══ Provided material ══

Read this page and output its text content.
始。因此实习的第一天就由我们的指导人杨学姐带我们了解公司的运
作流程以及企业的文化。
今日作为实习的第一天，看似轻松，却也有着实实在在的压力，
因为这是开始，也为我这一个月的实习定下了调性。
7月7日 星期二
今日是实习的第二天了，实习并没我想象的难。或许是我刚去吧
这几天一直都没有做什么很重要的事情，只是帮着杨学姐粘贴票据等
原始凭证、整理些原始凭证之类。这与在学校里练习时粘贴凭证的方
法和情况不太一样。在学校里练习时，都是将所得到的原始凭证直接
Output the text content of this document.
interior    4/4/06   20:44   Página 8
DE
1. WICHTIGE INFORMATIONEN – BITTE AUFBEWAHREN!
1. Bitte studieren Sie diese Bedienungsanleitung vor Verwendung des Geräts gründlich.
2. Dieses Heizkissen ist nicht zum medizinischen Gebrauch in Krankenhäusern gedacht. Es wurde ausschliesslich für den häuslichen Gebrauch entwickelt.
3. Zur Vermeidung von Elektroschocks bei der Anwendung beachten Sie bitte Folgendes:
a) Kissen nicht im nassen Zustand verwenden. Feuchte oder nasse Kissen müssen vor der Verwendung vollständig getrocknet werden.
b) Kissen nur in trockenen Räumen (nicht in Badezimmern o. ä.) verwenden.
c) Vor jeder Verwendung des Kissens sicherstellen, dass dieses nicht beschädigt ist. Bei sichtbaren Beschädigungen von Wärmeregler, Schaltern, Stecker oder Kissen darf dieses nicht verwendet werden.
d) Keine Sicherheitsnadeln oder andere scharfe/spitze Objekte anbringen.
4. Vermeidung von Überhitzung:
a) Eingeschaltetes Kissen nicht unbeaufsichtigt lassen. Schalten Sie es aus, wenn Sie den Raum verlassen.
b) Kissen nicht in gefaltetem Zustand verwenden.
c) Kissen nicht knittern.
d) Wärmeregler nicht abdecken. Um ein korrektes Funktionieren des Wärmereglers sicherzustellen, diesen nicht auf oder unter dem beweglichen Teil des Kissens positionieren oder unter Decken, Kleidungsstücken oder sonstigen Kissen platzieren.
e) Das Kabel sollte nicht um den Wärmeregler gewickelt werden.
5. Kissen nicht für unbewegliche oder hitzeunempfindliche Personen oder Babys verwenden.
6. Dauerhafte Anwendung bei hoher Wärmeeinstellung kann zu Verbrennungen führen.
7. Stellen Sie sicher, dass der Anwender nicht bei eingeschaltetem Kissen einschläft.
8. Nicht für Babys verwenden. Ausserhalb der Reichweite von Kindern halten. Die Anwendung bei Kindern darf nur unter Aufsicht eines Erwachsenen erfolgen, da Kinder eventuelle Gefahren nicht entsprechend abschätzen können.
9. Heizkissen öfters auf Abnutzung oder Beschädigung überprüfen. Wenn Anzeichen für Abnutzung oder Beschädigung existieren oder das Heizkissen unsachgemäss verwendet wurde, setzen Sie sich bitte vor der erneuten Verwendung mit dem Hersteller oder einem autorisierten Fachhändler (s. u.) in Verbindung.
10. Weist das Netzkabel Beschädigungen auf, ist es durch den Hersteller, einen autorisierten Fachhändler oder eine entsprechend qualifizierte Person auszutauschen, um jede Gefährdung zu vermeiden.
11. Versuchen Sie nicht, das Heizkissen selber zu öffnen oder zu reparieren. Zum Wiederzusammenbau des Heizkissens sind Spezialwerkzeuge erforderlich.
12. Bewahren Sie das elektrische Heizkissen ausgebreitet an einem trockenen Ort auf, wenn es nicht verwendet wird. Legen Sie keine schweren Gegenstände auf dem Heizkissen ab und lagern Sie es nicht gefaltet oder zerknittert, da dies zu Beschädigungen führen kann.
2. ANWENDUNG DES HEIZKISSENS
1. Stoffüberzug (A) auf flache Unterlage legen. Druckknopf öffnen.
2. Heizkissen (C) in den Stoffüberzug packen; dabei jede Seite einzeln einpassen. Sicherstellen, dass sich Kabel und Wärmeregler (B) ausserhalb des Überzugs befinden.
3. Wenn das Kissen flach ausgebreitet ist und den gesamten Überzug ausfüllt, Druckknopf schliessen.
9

═══

Exercise prompt -
Could you transcribe the records in full, exactly?

Output -
Read this page and output its text content.
始。因此实习的第一天就由我们的指导人杨学姐带我们了解公司的运
作流程以及企业的文化。
今日作为实习的第一天，看似轻松，却也有着实实在在的压力，
因为这是开始，也为我这一个月的实习定下了调性。
7月7日 星期二
今日是实习的第二天了，实习并没我想象的难。或许是我刚去吧
这几天一直都没有做什么很重要的事情，只是帮着杨学姐粘贴票据等
原始凭证、整理些原始凭证之类。这与在学校里练习时粘贴凭证的方
法和情况不太一样。在学校里练习时，都是将所得到的原始凭证直接
Output the text content of this document.
interior    4/4/06   20:44   Página 8
DE
1. WICHTIGE INFORMATIONEN – BITTE AUFBEWAHREN!
1. Bitte studieren Sie diese Bedienungsanleitung vor Verwendung des Geräts gründlich.
2. Dieses Heizkissen ist nicht zum medizinischen Gebrauch in Krankenhäusern gedacht. Es wurde ausschliesslich für den häuslichen Gebrauch entwickelt.
3. Zur Vermeidung von Elektroschocks bei der Anwendung beachten Sie bitte Folgendes:
a) Kissen nicht im nassen Zustand verwenden. Feuchte oder nasse Kissen müssen vor der Verwendung vollständig getrocknet werden.
b) Kissen nur in trockenen Räumen (nicht in Badezimmern o. ä.) verwenden.
c) Vor jeder Verwendung des Kissens sicherstellen, dass dieses nicht beschädigt ist. Bei sichtbaren Beschädigungen von Wärmeregler, Schaltern, Stecker oder Kissen darf dieses nicht verwendet werden.
d) Keine Sicherheitsnadeln oder andere scharfe/spitze Objekte anbringen.
4. Vermeidung von Überhitzung:
a) Eingeschaltetes Kissen nicht unbeaufsichtigt lassen. Schalten Sie es aus, wenn Sie den Raum verlassen.
b) Kissen nicht in gefaltetem Zustand verwenden.
c) Kissen nicht knittern.
d) Wärmeregler nicht abdecken. Um ein korrektes Funktionieren des Wärmereglers sicherzustellen, diesen nicht auf oder unter dem beweglichen Teil des Kissens positionieren oder unter Decken, Kleidungsstücken oder sonstigen Kissen platzieren.
e) Das Kabel sollte nicht um den Wärmeregler gewickelt werden.
5. Kissen nicht für unbewegliche oder hitzeunempfindliche Personen oder Babys verwenden.
6. Dauerhafte Anwendung bei hoher Wärmeeinstellung kann zu Verbrennungen führen.
7. Stellen Sie sicher, dass der Anwender nicht bei eingeschaltetem Kissen einschläft.
8. Nicht für Babys verwenden. Ausserhalb der Reichweite von Kindern halten. Die Anwendung bei Kindern darf nur unter Aufsicht eines Erwachsenen erfolgen, da Kinder eventuelle Gefahren nicht entsprechend abschätzen können.
9. Heizkissen öfters auf Abnutzung oder Beschädigung überprüfen. Wenn Anzeichen für Abnutzung oder Beschädigung existieren oder das Heizkissen unsachgemäss verwendet wurde, setzen Sie sich bitte vor der erneuten Verwendung mit dem Hersteller oder einem autorisierten Fachhändler (s. u.) in Verbindung.
10. Weist das Netzkabel Beschädigungen auf, ist es durch den Hersteller, einen autorisierten Fachhändler oder eine entsprechend qualifizierte Person auszutauschen, um jede Gefährdung zu vermeiden.
11. Versuchen Sie nicht, das Heizkissen selber zu öffnen oder zu reparieren. Zum Wiederzusammenbau des Heizkissens sind Spezialwerkzeuge erforderlich.
12. Bewahren Sie das elektrische Heizkissen ausgebreitet an einem trockenen Ort auf, wenn es nicht verwendet wird. Legen Sie keine schweren Gegenstände auf dem Heizkissen ab und lagern Sie es nicht gefaltet oder zerknittert, da dies zu Beschädigungen führen kann.
2. ANWENDUNG DES HEIZKISSENS
1. Stoffüberzug (A) auf flache Unterlage legen. Druckknopf öffnen.
2. Heizkissen (C) in den Stoffüberzug packen; dabei jede Seite einzeln einpassen. Sicherstellen, dass sich Kabel und Wärmeregler (B) ausserhalb des Überzugs befinden.
3. Wenn das Kissen flach ausgebreitet ist und den gesamten Überzug ausfüllt, Druckknopf schliessen.
9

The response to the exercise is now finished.